§ What to do: Copy the listing below word for word. Begin at its first line and stop after the line containing "value-cell: 0 — [289, 103, 324, 123]".

## Begin Extracted records

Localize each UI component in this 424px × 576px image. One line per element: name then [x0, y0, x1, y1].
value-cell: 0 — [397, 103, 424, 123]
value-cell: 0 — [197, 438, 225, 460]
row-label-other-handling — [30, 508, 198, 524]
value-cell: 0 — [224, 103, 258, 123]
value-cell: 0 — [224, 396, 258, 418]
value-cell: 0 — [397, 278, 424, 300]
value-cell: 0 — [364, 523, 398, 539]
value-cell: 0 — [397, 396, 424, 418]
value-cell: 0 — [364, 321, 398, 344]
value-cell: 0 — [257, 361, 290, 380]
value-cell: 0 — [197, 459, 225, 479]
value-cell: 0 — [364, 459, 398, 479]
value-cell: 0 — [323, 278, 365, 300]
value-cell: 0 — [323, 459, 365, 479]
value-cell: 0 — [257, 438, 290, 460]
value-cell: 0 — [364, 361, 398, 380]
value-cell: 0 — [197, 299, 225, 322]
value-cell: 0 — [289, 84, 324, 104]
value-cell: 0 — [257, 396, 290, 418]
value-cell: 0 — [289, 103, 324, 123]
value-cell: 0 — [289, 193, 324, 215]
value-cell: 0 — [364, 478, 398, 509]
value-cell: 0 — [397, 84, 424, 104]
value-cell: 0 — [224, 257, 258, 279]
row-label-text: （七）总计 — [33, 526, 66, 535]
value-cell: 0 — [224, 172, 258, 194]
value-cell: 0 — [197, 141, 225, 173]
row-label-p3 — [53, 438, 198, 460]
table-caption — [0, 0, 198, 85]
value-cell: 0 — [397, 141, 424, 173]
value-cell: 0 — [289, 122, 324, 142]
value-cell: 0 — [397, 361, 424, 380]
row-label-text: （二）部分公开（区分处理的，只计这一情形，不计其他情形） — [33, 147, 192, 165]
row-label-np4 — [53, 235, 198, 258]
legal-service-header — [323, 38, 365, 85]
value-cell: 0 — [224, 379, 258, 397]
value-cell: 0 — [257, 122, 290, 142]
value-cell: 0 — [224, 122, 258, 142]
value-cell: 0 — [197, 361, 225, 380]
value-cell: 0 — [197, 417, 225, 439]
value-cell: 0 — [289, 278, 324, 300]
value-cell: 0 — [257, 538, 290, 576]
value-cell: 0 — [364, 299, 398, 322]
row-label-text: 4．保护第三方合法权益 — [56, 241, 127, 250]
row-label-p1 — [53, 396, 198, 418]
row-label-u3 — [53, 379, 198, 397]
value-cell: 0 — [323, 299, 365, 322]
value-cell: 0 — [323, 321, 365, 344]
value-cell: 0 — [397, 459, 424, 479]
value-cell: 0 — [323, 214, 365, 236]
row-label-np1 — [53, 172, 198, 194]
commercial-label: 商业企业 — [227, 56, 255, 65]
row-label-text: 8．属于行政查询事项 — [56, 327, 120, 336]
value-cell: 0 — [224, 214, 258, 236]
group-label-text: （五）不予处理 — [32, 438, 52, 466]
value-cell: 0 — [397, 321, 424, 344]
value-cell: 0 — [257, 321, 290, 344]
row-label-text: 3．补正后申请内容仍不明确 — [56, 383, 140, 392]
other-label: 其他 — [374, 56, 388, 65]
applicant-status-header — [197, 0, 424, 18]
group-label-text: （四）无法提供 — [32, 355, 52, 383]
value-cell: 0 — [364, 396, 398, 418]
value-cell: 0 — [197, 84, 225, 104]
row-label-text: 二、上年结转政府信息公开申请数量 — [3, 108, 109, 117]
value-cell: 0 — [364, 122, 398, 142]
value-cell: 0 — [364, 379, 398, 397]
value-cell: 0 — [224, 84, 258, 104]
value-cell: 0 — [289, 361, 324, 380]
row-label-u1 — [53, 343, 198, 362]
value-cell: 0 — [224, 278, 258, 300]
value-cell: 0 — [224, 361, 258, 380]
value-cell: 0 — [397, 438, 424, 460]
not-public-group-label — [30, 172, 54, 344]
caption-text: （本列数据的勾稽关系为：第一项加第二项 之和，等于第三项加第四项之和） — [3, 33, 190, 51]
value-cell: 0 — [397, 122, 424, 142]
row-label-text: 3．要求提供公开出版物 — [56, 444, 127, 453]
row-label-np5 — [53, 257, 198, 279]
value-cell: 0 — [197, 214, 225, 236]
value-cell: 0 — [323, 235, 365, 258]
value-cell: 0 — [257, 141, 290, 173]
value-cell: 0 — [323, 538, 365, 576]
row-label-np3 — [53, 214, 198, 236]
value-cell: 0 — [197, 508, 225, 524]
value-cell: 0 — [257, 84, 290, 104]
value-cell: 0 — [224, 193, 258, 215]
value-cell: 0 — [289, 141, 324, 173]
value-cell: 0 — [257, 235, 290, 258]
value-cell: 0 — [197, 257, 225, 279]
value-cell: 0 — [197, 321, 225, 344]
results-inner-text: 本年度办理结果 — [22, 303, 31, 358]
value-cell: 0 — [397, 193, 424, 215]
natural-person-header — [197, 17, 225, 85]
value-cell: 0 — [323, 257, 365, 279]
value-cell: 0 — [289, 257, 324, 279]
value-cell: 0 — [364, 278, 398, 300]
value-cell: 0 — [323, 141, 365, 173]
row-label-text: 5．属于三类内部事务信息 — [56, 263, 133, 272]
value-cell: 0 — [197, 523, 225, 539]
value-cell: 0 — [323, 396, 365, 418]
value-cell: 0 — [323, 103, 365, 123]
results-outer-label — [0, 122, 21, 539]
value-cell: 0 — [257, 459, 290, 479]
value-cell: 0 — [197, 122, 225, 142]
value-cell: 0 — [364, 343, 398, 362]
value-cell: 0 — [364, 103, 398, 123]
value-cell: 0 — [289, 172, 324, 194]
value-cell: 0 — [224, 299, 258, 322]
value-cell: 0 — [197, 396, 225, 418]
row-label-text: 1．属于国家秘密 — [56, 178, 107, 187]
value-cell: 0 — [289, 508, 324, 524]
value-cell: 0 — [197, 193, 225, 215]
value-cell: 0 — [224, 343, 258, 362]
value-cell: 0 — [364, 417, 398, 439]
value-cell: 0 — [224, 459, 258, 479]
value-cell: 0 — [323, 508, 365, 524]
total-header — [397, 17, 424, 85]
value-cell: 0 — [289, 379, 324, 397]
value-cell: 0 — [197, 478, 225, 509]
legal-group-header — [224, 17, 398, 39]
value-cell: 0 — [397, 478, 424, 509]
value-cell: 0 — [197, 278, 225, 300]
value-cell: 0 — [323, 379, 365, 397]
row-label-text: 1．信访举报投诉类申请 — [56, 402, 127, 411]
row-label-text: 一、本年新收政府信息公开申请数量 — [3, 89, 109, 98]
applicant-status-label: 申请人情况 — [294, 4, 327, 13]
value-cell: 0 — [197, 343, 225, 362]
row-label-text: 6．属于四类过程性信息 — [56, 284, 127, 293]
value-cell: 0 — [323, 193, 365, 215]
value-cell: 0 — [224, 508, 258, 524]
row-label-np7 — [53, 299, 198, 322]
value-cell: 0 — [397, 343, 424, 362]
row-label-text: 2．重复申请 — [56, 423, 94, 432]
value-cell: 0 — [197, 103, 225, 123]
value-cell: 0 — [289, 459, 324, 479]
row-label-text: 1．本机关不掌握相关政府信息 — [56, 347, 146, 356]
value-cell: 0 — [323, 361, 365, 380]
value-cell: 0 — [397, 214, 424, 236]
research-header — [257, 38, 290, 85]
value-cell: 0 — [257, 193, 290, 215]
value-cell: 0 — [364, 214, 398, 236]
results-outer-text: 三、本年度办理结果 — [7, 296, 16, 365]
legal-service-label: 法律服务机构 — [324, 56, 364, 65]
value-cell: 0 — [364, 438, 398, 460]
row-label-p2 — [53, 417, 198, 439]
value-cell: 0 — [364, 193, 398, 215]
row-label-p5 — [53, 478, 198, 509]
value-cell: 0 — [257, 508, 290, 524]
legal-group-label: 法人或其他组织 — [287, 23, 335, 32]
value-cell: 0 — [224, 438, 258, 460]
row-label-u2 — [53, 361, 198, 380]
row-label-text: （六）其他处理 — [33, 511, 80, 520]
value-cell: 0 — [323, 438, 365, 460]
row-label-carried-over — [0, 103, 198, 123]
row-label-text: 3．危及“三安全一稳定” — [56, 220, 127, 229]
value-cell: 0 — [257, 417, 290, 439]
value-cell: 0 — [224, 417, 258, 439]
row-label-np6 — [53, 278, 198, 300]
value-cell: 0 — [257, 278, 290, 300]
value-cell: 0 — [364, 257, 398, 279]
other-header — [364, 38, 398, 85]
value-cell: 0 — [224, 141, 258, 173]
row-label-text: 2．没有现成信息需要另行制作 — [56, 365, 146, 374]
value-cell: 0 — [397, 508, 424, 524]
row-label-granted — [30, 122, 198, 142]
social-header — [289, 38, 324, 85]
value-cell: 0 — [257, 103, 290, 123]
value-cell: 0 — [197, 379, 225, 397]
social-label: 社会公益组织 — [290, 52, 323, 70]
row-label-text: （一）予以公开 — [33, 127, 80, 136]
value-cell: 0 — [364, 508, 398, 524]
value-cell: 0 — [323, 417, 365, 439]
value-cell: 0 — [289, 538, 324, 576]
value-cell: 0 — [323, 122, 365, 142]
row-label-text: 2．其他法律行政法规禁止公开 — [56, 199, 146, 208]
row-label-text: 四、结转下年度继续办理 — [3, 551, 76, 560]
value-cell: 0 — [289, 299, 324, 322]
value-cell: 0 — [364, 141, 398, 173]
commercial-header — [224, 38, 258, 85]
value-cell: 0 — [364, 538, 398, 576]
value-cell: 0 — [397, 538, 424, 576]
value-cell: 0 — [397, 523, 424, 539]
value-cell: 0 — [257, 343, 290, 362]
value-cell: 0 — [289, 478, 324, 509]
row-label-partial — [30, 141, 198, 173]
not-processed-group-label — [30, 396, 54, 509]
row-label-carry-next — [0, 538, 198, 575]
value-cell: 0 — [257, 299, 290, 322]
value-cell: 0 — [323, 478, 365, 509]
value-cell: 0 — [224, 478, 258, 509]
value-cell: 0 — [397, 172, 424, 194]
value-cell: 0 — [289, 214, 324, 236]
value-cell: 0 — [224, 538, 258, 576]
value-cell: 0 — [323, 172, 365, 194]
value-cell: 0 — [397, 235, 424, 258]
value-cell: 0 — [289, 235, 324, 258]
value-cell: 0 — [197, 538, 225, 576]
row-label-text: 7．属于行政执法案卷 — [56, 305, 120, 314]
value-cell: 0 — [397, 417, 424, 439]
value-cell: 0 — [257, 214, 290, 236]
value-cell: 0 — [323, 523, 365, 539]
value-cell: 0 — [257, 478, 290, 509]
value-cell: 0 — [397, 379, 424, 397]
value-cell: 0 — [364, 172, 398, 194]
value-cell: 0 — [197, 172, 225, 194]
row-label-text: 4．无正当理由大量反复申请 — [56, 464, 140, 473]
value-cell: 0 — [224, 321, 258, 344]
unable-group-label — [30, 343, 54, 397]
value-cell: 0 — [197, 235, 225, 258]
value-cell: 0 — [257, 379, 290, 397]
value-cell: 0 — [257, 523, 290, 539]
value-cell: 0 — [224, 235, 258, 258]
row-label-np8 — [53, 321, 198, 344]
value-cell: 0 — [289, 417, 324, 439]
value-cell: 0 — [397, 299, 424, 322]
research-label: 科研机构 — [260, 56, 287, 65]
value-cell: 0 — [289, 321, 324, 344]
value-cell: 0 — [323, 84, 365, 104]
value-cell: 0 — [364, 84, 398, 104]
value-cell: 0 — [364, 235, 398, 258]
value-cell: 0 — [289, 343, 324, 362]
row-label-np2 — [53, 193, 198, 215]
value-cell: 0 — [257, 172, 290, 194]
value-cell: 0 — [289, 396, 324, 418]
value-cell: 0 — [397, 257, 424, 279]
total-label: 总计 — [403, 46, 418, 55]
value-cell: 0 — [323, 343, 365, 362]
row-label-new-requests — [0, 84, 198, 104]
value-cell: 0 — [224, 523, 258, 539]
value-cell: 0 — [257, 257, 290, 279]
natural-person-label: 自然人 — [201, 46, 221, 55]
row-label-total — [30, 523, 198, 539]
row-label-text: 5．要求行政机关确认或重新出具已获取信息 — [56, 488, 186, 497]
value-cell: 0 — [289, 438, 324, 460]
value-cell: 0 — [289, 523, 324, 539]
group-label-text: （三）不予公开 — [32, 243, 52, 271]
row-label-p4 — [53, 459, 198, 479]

## End Extracted records

§ Exercise result:
Localize each UI component in this 424px × 576px image. One line per element: name then [x0, y0, x1, y1].
value-cell: 0 — [397, 103, 424, 123]
value-cell: 0 — [197, 438, 225, 460]
row-label-other-handling — [30, 508, 198, 524]
value-cell: 0 — [224, 103, 258, 123]
value-cell: 0 — [224, 396, 258, 418]
value-cell: 0 — [397, 278, 424, 300]
value-cell: 0 — [364, 523, 398, 539]
value-cell: 0 — [397, 396, 424, 418]
value-cell: 0 — [364, 321, 398, 344]
value-cell: 0 — [257, 361, 290, 380]
value-cell: 0 — [197, 459, 225, 479]
value-cell: 0 — [364, 459, 398, 479]
value-cell: 0 — [323, 278, 365, 300]
value-cell: 0 — [323, 459, 365, 479]
value-cell: 0 — [257, 438, 290, 460]
value-cell: 0 — [364, 361, 398, 380]
value-cell: 0 — [197, 299, 225, 322]
value-cell: 0 — [289, 84, 324, 104]
value-cell: 0 — [257, 396, 290, 418]
value-cell: 0 — [289, 103, 324, 123]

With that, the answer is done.